## Stated problem:
Exclude images, then output the remaining data verbatim.

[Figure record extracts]
========
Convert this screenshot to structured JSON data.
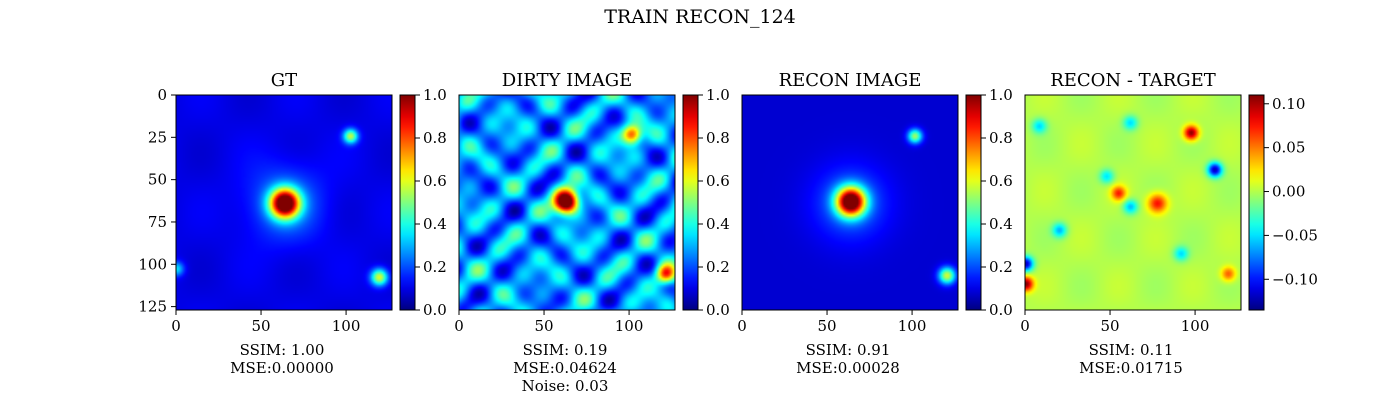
{
  "figure_title": "TRAIN RECON_124",
  "chart_data": [
    {
      "type": "heatmap",
      "title": "GT",
      "x_ticks": [
        0,
        50,
        100
      ],
      "y_ticks": [
        0,
        25,
        50,
        75,
        100,
        125
      ],
      "xlim": [
        0,
        127
      ],
      "ylim": [
        127,
        0
      ],
      "colormap": "jet",
      "colorbar": {
        "min": 0.0,
        "max": 1.0,
        "ticks": [
          "0.0",
          "0.2",
          "0.4",
          "0.6",
          "0.8",
          "1.0"
        ]
      },
      "sources": [
        {
          "x": 64,
          "y": 64,
          "amp": 1.0,
          "sigma": 6
        },
        {
          "x": 103,
          "y": 24,
          "amp": 0.45,
          "sigma": 3
        },
        {
          "x": 120,
          "y": 108,
          "amp": 0.5,
          "sigma": 3.5
        },
        {
          "x": 0,
          "y": 103,
          "amp": 0.25,
          "sigma": 3
        }
      ],
      "caption": [
        "SSIM: 1.00",
        "MSE:0.00000"
      ]
    },
    {
      "type": "heatmap",
      "title": "DIRTY IMAGE",
      "x_ticks": [
        0,
        50,
        100
      ],
      "y_ticks": [],
      "xlim": [
        0,
        127
      ],
      "ylim": [
        127,
        0
      ],
      "colormap": "jet",
      "colorbar": {
        "min": 0.0,
        "max": 1.0,
        "ticks": [
          "0.0",
          "0.2",
          "0.4",
          "0.6",
          "0.8",
          "1.0"
        ]
      },
      "sources": [
        {
          "x": 63,
          "y": 63,
          "amp": 1.0,
          "sigma": 5
        },
        {
          "x": 102,
          "y": 23,
          "amp": 0.6,
          "sigma": 4
        },
        {
          "x": 122,
          "y": 106,
          "amp": 0.6,
          "sigma": 4
        }
      ],
      "caption": [
        "SSIM: 0.19",
        "MSE:0.04624",
        "Noise: 0.03"
      ]
    },
    {
      "type": "heatmap",
      "title": "RECON IMAGE",
      "x_ticks": [
        0,
        50,
        100
      ],
      "y_ticks": [],
      "xlim": [
        0,
        127
      ],
      "ylim": [
        127,
        0
      ],
      "colormap": "jet",
      "colorbar": {
        "min": 0.0,
        "max": 1.0,
        "ticks": [
          "0.0",
          "0.2",
          "0.4",
          "0.6",
          "0.8",
          "1.0"
        ]
      },
      "sources": [
        {
          "x": 64,
          "y": 63,
          "amp": 1.0,
          "sigma": 6
        },
        {
          "x": 102,
          "y": 24,
          "amp": 0.45,
          "sigma": 3
        },
        {
          "x": 121,
          "y": 107,
          "amp": 0.5,
          "sigma": 3.5
        }
      ],
      "caption": [
        "SSIM: 0.91",
        "MSE:0.00028"
      ]
    },
    {
      "type": "heatmap",
      "title": "RECON - TARGET",
      "x_ticks": [
        0,
        50,
        100
      ],
      "y_ticks": [],
      "xlim": [
        0,
        127
      ],
      "ylim": [
        127,
        0
      ],
      "colormap": "jet",
      "colorbar": {
        "min": -0.135,
        "max": 0.11,
        "ticks": [
          "0.10",
          "0.05",
          "0.00",
          "−0.05",
          "−0.10"
        ],
        "tick_values": [
          0.1,
          0.05,
          0.0,
          -0.05,
          -0.1
        ]
      },
      "sources": [
        {
          "x": 98,
          "y": 22,
          "amp": 0.11,
          "sigma": 3
        },
        {
          "x": 55,
          "y": 58,
          "amp": 0.07,
          "sigma": 3
        },
        {
          "x": 78,
          "y": 64,
          "amp": 0.08,
          "sigma": 4
        },
        {
          "x": 120,
          "y": 106,
          "amp": 0.06,
          "sigma": 3
        },
        {
          "x": 0,
          "y": 112,
          "amp": 0.11,
          "sigma": 3
        },
        {
          "x": 112,
          "y": 44,
          "amp": -0.12,
          "sigma": 3
        },
        {
          "x": 0,
          "y": 100,
          "amp": -0.12,
          "sigma": 3
        },
        {
          "x": 62,
          "y": 66,
          "amp": -0.06,
          "sigma": 3
        },
        {
          "x": 20,
          "y": 80,
          "amp": -0.06,
          "sigma": 3
        },
        {
          "x": 8,
          "y": 18,
          "amp": -0.05,
          "sigma": 3
        },
        {
          "x": 62,
          "y": 16,
          "amp": -0.05,
          "sigma": 3
        },
        {
          "x": 48,
          "y": 48,
          "amp": -0.05,
          "sigma": 3
        },
        {
          "x": 92,
          "y": 94,
          "amp": -0.05,
          "sigma": 3
        }
      ],
      "caption": [
        "SSIM: 0.11",
        "MSE:0.01715"
      ]
    }
  ]
}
========
## Response to this exercise:
Convert this screenshot to structured JSON data.
{
  "figure_title": "TRAIN RECON_124",
  "chart_data": [
    {
      "type": "heatmap",
      "title": "GT",
      "x_ticks": [
        0,
        50,
        100
      ],
      "y_ticks": [
        0,
        25,
        50,
        75,
        100,
        125
      ],
      "xlim": [
        0,
        127
      ],
      "ylim": [
        127,
        0
      ],
      "colormap": "jet",
      "colorbar": {
        "min": 0.0,
        "max": 1.0,
        "ticks": [
          "0.0",
          "0.2",
          "0.4",
          "0.6",
          "0.8",
          "1.0"
        ]
      },
      "sources": [
        {
          "x": 64,
          "y": 64,
          "amp": 1.0,
          "sigma": 6
        },
        {
          "x": 103,
          "y": 24,
          "amp": 0.45,
          "sigma": 3
        },
        {
          "x": 120,
          "y": 108,
          "amp": 0.5,
          "sigma": 3.5
        },
        {
          "x": 0,
          "y": 103,
          "amp": 0.25,
          "sigma": 3
        }
      ],
      "caption": [
        "SSIM: 1.00",
        "MSE:0.00000"
      ]
    },
    {
      "type": "heatmap",
      "title": "DIRTY IMAGE",
      "x_ticks": [
        0,
        50,
        100
      ],
      "y_ticks": [],
      "xlim": [
        0,
        127
      ],
      "ylim": [
        127,
        0
      ],
      "colormap": "jet",
      "colorbar": {
        "min": 0.0,
        "max": 1.0,
        "ticks": [
          "0.0",
          "0.2",
          "0.4",
          "0.6",
          "0.8",
          "1.0"
        ]
      },
      "sources": [
        {
          "x": 63,
          "y": 63,
          "amp": 1.0,
          "sigma": 5
        },
        {
          "x": 102,
          "y": 23,
          "amp": 0.6,
          "sigma": 4
        },
        {
          "x": 122,
          "y": 106,
          "amp": 0.6,
          "sigma": 4
        }
      ],
      "caption": [
        "SSIM: 0.19",
        "MSE:0.04624",
        "Noise: 0.03"
      ]
    },
    {
      "type": "heatmap",
      "title": "RECON IMAGE",
      "x_ticks": [
        0,
        50,
        100
      ],
      "y_ticks": [],
      "xlim": [
        0,
        127
      ],
      "ylim": [
        127,
        0
      ],
      "colormap": "jet",
      "colorbar": {
        "min": 0.0,
        "max": 1.0,
        "ticks": [
          "0.0",
          "0.2",
          "0.4",
          "0.6",
          "0.8",
          "1.0"
        ]
      },
      "sources": [
        {
          "x": 64,
          "y": 63,
          "amp": 1.0,
          "sigma": 6
        },
        {
          "x": 102,
          "y": 24,
          "amp": 0.45,
          "sigma": 3
        },
        {
          "x": 121,
          "y": 107,
          "amp": 0.5,
          "sigma": 3.5
        }
      ],
      "caption": [
        "SSIM: 0.91",
        "MSE:0.00028"
      ]
    },
    {
      "type": "heatmap",
      "title": "RECON - TARGET",
      "x_ticks": [
        0,
        50,
        100
      ],
      "y_ticks": [],
      "xlim": [
        0,
        127
      ],
      "ylim": [
        127,
        0
      ],
      "colormap": "jet",
      "colorbar": {
        "min": -0.135,
        "max": 0.11,
        "ticks": [
          "0.10",
          "0.05",
          "0.00",
          "−0.05",
          "−0.10"
        ],
        "tick_values": [
          0.1,
          0.05,
          0.0,
          -0.05,
          -0.1
        ]
      },
      "sources": [
        {
          "x": 98,
          "y": 22,
          "amp": 0.11,
          "sigma": 3
        },
        {
          "x": 55,
          "y": 58,
          "amp": 0.07,
          "sigma": 3
        },
        {
          "x": 78,
          "y": 64,
          "amp": 0.08,
          "sigma": 4
        },
        {
          "x": 120,
          "y": 106,
          "amp": 0.06,
          "sigma": 3
        },
        {
          "x": 0,
          "y": 112,
          "amp": 0.11,
          "sigma": 3
        },
        {
          "x": 112,
          "y": 44,
          "amp": -0.12,
          "sigma": 3
        },
        {
          "x": 0,
          "y": 100,
          "amp": -0.12,
          "sigma": 3
        },
        {
          "x": 62,
          "y": 66,
          "amp": -0.06,
          "sigma": 3
        },
        {
          "x": 20,
          "y": 80,
          "amp": -0.06,
          "sigma": 3
        },
        {
          "x": 8,
          "y": 18,
          "amp": -0.05,
          "sigma": 3
        },
        {
          "x": 62,
          "y": 16,
          "amp": -0.05,
          "sigma": 3
        },
        {
          "x": 48,
          "y": 48,
          "amp": -0.05,
          "sigma": 3
        },
        {
          "x": 92,
          "y": 94,
          "amp": -0.05,
          "sigma": 3
        }
      ],
      "caption": [
        "SSIM: 0.11",
        "MSE:0.01715"
      ]
    }
  ]
}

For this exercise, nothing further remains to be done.